[Records about charts and figures]

* begin *

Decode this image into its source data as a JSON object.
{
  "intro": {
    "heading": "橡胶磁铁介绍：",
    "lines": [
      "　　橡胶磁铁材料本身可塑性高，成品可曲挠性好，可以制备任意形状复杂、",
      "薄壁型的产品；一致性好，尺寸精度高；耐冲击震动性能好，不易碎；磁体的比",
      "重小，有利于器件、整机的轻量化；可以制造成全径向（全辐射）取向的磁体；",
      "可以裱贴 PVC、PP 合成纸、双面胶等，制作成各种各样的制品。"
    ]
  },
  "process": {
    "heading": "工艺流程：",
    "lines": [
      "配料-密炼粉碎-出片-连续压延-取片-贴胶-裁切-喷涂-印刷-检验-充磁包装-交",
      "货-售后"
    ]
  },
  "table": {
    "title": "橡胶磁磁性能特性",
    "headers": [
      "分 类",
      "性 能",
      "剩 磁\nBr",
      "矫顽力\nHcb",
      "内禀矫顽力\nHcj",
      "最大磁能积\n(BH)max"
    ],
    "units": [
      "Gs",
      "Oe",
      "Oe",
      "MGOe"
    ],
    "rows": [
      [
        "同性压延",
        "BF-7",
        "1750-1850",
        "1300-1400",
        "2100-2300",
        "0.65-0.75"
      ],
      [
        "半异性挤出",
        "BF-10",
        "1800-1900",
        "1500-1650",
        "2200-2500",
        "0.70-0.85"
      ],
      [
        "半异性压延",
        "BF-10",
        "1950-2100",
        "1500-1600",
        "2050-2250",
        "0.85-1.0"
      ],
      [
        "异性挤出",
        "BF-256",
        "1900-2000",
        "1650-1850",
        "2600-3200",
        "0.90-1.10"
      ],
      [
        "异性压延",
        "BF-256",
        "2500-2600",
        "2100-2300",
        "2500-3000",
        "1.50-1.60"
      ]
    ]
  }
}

* end *

Task statement: Repeat every record exactly as written, please.

Response to this exercise:
Decode this image into its source data as a JSON object.
{
  "intro": {
    "heading": "橡胶磁铁介绍：",
    "lines": [
      "　　橡胶磁铁材料本身可塑性高，成品可曲挠性好，可以制备任意形状复杂、",
      "薄壁型的产品；一致性好，尺寸精度高；耐冲击震动性能好，不易碎；磁体的比",
      "重小，有利于器件、整机的轻量化；可以制造成全径向（全辐射）取向的磁体；",
      "可以裱贴 PVC、PP 合成纸、双面胶等，制作成各种各样的制品。"
    ]
  },
  "process": {
    "heading": "工艺流程：",
    "lines": [
      "配料-密炼粉碎-出片-连续压延-取片-贴胶-裁切-喷涂-印刷-检验-充磁包装-交",
      "货-售后"
    ]
  },
  "table": {
    "title": "橡胶磁磁性能特性",
    "headers": [
      "分 类",
      "性 能",
      "剩 磁\nBr",
      "矫顽力\nHcb",
      "内禀矫顽力\nHcj",
      "最大磁能积\n(BH)max"
    ],
    "units": [
      "Gs",
      "Oe",
      "Oe",
      "MGOe"
    ],
    "rows": [
      [
        "同性压延",
        "BF-7",
        "1750-1850",
        "1300-1400",
        "2100-2300",
        "0.65-0.75"
      ],
      [
        "半异性挤出",
        "BF-10",
        "1800-1900",
        "1500-1650",
        "2200-2500",
        "0.70-0.85"
      ],
      [
        "半异性压延",
        "BF-10",
        "1950-2100",
        "1500-1600",
        "2050-2250",
        "0.85-1.0"
      ],
      [
        "异性挤出",
        "BF-256",
        "1900-2000",
        "1650-1850",
        "2600-3200",
        "0.90-1.10"
      ],
      [
        "异性压延",
        "BF-256",
        "2500-2600",
        "2100-2300",
        "2500-3000",
        "1.50-1.60"
      ]
    ]
  }
}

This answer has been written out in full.